Task details: Quote the records that follow in full and exactly; leave out the pictures.

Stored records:
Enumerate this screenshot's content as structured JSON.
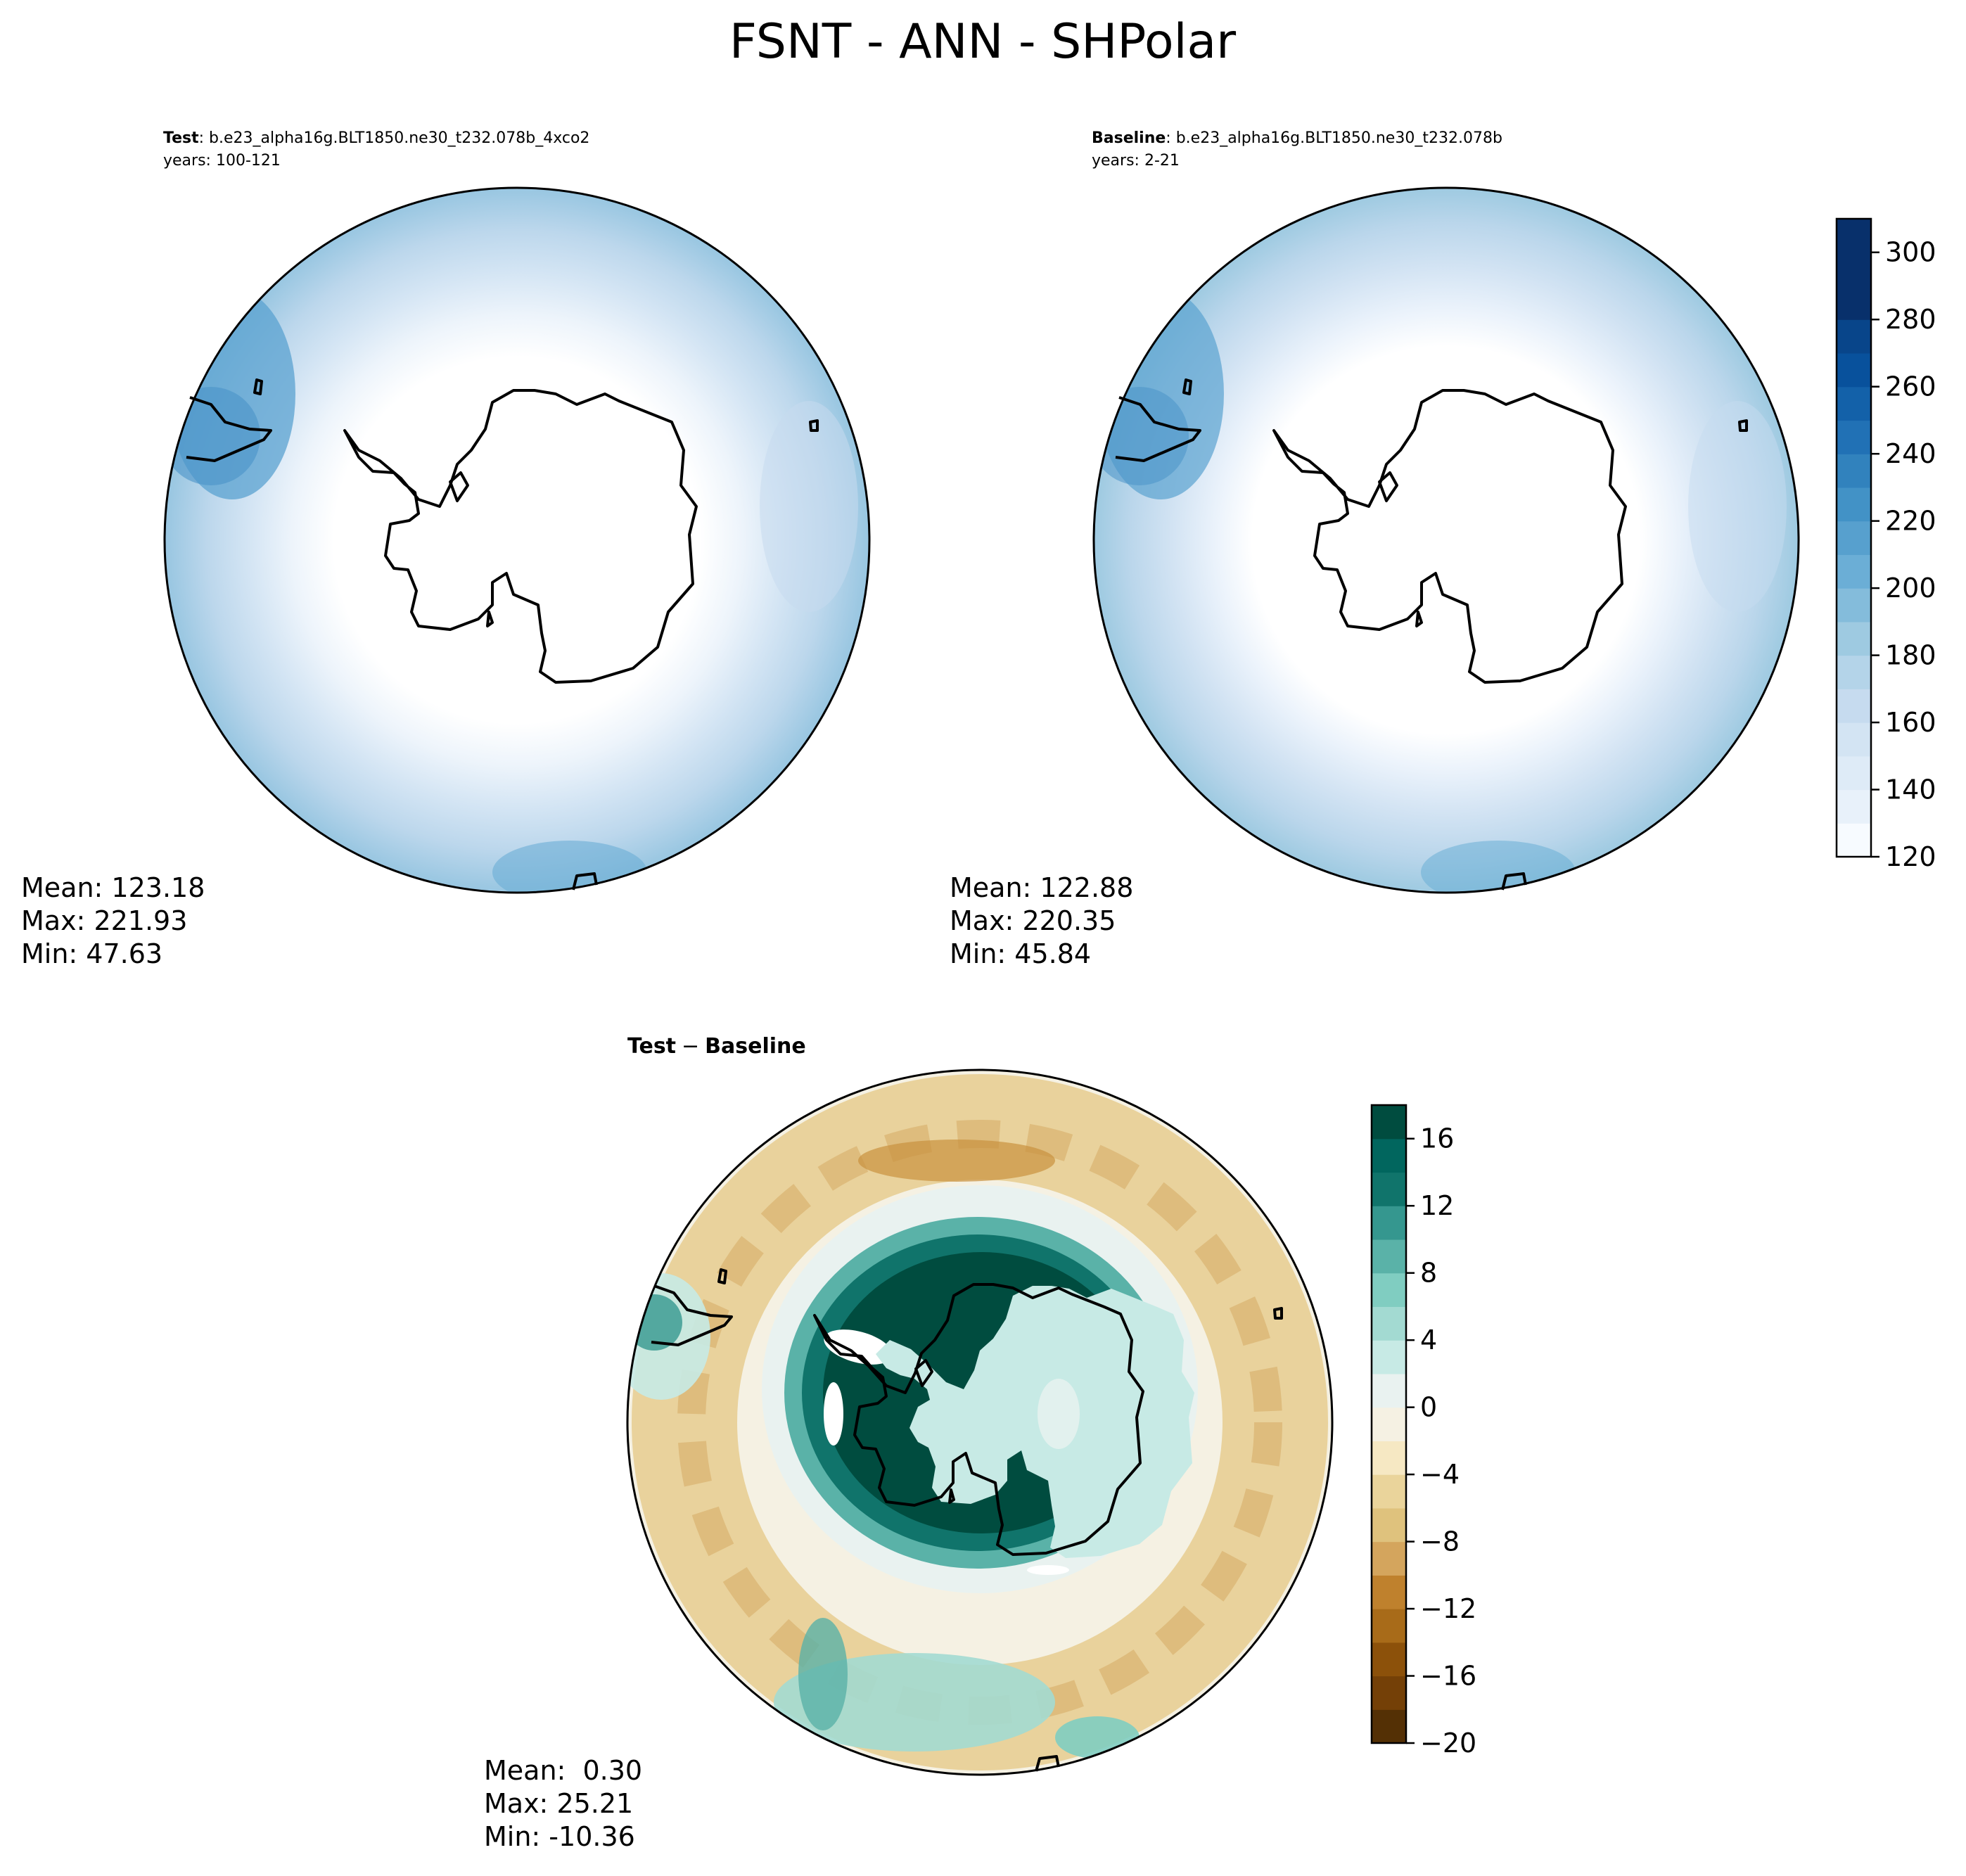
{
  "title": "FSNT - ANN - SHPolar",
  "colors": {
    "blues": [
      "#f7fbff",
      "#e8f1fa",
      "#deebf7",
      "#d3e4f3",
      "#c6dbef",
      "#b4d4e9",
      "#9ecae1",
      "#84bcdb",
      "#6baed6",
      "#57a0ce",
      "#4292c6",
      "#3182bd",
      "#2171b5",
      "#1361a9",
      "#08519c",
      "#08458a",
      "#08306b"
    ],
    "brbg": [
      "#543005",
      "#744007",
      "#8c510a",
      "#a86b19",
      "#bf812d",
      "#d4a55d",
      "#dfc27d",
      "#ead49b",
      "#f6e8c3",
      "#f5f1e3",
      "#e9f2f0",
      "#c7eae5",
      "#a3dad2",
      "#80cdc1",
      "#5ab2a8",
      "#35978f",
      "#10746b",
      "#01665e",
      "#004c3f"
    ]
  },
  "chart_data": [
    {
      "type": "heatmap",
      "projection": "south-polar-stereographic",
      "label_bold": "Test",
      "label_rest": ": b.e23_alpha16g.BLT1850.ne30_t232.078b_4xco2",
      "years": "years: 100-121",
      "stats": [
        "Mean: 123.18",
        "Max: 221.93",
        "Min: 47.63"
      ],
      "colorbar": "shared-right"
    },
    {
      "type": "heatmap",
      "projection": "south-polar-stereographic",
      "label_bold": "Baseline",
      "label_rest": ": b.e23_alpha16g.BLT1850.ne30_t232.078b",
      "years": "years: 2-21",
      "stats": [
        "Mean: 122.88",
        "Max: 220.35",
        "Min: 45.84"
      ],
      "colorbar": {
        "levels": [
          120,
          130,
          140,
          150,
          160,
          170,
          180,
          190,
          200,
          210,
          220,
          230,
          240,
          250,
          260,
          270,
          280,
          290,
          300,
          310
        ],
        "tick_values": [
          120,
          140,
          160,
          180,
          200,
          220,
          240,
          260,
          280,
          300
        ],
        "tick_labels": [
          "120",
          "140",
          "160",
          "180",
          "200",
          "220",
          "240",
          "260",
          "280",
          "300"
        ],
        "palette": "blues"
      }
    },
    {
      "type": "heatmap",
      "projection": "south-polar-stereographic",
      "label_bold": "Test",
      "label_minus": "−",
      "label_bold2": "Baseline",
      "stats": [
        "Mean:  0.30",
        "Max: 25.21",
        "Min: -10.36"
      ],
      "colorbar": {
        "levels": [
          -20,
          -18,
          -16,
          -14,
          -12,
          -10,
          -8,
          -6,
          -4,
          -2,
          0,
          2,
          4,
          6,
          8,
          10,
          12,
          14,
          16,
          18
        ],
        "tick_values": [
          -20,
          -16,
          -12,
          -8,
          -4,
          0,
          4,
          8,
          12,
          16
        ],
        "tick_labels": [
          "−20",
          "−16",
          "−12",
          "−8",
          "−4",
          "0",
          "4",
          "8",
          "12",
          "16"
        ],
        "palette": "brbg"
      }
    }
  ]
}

Written solution:
Enumerate this screenshot's content as structured JSON.
{
  "title": "FSNT - ANN - SHPolar",
  "colors": {
    "blues": [
      "#f7fbff",
      "#e8f1fa",
      "#deebf7",
      "#d3e4f3",
      "#c6dbef",
      "#b4d4e9",
      "#9ecae1",
      "#84bcdb",
      "#6baed6",
      "#57a0ce",
      "#4292c6",
      "#3182bd",
      "#2171b5",
      "#1361a9",
      "#08519c",
      "#08458a",
      "#08306b"
    ],
    "brbg": [
      "#543005",
      "#744007",
      "#8c510a",
      "#a86b19",
      "#bf812d",
      "#d4a55d",
      "#dfc27d",
      "#ead49b",
      "#f6e8c3",
      "#f5f1e3",
      "#e9f2f0",
      "#c7eae5",
      "#a3dad2",
      "#80cdc1",
      "#5ab2a8",
      "#35978f",
      "#10746b",
      "#01665e",
      "#004c3f"
    ]
  },
  "chart_data": [
    {
      "type": "heatmap",
      "projection": "south-polar-stereographic",
      "label_bold": "Test",
      "label_rest": ": b.e23_alpha16g.BLT1850.ne30_t232.078b_4xco2",
      "years": "years: 100-121",
      "stats": [
        "Mean: 123.18",
        "Max: 221.93",
        "Min: 47.63"
      ],
      "colorbar": "shared-right"
    },
    {
      "type": "heatmap",
      "projection": "south-polar-stereographic",
      "label_bold": "Baseline",
      "label_rest": ": b.e23_alpha16g.BLT1850.ne30_t232.078b",
      "years": "years: 2-21",
      "stats": [
        "Mean: 122.88",
        "Max: 220.35",
        "Min: 45.84"
      ],
      "colorbar": {
        "levels": [
          120,
          130,
          140,
          150,
          160,
          170,
          180,
          190,
          200,
          210,
          220,
          230,
          240,
          250,
          260,
          270,
          280,
          290,
          300,
          310
        ],
        "tick_values": [
          120,
          140,
          160,
          180,
          200,
          220,
          240,
          260,
          280,
          300
        ],
        "tick_labels": [
          "120",
          "140",
          "160",
          "180",
          "200",
          "220",
          "240",
          "260",
          "280",
          "300"
        ],
        "palette": "blues"
      }
    },
    {
      "type": "heatmap",
      "projection": "south-polar-stereographic",
      "label_bold": "Test",
      "label_minus": "−",
      "label_bold2": "Baseline",
      "stats": [
        "Mean:  0.30",
        "Max: 25.21",
        "Min: -10.36"
      ],
      "colorbar": {
        "levels": [
          -20,
          -18,
          -16,
          -14,
          -12,
          -10,
          -8,
          -6,
          -4,
          -2,
          0,
          2,
          4,
          6,
          8,
          10,
          12,
          14,
          16,
          18
        ],
        "tick_values": [
          -20,
          -16,
          -12,
          -8,
          -4,
          0,
          4,
          8,
          12,
          16
        ],
        "tick_labels": [
          "−20",
          "−16",
          "−12",
          "−8",
          "−4",
          "0",
          "4",
          "8",
          "12",
          "16"
        ],
        "palette": "brbg"
      }
    }
  ]
}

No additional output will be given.